Data excerpts:
>>>
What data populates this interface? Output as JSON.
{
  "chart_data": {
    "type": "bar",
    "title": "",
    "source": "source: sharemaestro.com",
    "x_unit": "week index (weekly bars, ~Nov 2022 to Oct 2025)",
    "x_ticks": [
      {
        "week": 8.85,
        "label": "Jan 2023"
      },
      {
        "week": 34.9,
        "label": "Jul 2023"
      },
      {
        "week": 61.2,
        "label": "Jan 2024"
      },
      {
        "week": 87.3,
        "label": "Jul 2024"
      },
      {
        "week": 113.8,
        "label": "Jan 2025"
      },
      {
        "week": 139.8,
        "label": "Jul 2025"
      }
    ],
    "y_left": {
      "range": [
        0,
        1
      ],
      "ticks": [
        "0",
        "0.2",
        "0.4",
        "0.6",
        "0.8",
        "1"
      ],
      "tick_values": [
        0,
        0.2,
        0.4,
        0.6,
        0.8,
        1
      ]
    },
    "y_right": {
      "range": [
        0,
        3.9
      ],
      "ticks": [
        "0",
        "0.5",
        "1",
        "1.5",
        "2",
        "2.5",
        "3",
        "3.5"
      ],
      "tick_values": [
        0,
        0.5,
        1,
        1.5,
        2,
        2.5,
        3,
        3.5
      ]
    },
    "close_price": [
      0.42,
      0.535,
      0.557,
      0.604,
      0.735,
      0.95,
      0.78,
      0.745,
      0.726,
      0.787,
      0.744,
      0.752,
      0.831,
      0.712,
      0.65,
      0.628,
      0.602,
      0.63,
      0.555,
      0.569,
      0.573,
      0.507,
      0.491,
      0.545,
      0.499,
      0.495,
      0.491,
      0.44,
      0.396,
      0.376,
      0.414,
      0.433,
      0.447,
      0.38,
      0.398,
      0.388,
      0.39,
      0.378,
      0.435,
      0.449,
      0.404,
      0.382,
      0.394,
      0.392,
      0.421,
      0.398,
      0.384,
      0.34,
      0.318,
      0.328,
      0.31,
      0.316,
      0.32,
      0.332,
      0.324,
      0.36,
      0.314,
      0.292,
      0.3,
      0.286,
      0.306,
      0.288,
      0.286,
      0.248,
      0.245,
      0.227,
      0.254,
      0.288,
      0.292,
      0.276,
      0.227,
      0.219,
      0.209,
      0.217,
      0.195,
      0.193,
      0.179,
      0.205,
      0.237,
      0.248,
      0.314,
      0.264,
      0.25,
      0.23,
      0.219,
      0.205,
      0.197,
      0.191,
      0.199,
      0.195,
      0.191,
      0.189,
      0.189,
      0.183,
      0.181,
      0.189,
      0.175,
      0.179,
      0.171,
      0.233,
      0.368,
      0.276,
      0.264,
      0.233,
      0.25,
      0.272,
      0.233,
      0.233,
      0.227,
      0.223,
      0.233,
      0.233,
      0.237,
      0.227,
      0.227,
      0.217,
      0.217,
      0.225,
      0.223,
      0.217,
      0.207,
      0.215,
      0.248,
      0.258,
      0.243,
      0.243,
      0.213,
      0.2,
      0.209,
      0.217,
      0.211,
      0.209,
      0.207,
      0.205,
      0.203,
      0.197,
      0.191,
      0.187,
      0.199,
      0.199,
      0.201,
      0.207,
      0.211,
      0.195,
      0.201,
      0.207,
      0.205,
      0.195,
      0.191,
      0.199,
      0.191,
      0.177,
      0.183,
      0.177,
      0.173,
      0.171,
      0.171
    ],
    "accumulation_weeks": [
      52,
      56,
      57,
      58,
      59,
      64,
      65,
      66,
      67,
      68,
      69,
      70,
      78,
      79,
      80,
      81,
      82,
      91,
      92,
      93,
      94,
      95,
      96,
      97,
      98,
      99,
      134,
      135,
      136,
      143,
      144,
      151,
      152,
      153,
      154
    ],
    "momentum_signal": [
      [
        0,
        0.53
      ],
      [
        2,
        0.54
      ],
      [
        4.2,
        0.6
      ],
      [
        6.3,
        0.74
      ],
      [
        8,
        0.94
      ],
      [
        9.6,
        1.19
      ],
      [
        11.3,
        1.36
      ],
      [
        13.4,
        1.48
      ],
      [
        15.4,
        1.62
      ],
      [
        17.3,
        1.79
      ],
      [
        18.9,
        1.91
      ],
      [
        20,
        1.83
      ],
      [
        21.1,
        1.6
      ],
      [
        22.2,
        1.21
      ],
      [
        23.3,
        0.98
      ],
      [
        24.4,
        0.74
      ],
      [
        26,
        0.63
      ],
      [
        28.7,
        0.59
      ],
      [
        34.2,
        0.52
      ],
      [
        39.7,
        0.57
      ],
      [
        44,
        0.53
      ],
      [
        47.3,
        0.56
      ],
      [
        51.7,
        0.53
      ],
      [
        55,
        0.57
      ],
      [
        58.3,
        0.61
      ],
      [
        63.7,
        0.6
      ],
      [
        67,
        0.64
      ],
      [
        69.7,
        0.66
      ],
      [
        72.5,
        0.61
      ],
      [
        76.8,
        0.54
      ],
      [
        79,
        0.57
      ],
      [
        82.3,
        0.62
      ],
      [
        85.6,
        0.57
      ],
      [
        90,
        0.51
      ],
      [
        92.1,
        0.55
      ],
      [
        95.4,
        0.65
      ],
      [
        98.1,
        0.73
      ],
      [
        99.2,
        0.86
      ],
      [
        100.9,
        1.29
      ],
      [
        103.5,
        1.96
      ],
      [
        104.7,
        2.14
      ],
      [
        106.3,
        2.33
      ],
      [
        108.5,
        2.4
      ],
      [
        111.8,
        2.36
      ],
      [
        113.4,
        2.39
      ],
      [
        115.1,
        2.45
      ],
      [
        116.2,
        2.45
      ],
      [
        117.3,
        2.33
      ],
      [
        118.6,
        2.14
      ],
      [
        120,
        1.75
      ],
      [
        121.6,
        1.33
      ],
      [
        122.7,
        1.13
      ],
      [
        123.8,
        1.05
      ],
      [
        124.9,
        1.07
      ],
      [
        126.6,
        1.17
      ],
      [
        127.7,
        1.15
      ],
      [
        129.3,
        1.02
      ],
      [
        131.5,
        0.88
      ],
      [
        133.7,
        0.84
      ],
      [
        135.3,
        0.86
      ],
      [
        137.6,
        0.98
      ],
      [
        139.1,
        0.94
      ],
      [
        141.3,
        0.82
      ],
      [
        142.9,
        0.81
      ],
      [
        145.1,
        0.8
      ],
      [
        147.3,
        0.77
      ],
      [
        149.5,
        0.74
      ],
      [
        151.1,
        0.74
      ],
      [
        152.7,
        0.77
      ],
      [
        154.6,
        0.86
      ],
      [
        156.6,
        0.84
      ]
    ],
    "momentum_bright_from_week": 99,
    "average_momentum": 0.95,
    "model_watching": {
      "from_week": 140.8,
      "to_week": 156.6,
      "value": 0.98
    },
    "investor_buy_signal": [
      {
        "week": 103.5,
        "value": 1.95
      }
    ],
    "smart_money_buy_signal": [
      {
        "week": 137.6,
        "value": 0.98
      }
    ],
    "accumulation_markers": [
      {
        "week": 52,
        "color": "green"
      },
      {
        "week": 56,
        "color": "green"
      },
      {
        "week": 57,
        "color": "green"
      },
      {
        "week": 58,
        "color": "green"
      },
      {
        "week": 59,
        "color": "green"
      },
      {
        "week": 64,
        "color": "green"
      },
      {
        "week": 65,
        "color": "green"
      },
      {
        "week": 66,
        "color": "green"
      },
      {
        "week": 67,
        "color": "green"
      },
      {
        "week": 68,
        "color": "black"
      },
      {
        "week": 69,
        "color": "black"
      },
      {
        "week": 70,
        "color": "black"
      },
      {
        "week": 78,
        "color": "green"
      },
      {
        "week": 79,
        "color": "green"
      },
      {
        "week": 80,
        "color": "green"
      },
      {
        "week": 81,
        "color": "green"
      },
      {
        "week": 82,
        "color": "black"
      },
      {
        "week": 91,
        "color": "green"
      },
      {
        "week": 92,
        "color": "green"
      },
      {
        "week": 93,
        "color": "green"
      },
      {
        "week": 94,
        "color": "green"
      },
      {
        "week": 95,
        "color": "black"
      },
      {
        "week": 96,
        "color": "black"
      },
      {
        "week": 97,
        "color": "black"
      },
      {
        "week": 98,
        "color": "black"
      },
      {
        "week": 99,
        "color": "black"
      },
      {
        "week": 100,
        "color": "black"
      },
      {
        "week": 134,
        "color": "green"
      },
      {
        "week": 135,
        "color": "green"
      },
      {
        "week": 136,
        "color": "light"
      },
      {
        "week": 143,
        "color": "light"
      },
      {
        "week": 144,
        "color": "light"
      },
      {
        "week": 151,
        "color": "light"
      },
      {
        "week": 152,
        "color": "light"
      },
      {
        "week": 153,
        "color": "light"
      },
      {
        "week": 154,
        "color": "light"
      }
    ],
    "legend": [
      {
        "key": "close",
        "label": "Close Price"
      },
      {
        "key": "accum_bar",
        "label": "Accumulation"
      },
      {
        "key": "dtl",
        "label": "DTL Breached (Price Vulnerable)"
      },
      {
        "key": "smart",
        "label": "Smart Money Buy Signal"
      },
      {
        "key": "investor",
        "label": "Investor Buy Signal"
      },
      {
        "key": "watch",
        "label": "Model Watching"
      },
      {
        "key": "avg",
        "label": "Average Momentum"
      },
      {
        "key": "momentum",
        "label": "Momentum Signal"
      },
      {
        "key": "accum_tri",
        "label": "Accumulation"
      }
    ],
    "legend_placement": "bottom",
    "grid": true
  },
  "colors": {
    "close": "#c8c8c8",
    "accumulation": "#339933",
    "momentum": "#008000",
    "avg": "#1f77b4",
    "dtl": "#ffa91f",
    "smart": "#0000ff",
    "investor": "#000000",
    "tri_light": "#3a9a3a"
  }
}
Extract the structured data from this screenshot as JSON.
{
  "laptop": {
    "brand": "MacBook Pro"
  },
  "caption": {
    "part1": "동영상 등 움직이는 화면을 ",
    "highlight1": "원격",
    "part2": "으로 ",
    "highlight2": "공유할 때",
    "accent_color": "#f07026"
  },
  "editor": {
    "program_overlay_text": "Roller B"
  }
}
<<<
To do:
Repeat, without change, each line of the data above from the one that contains "Extract the structured" through the final line, counting both.

Exercise response:
Extract the structured data from this screenshot as JSON.
{
  "laptop": {
    "brand": "MacBook Pro"
  },
  "caption": {
    "part1": "동영상 등 움직이는 화면을 ",
    "highlight1": "원격",
    "part2": "으로 ",
    "highlight2": "공유할 때",
    "accent_color": "#f07026"
  },
  "editor": {
    "program_overlay_text": "Roller B"
  }
}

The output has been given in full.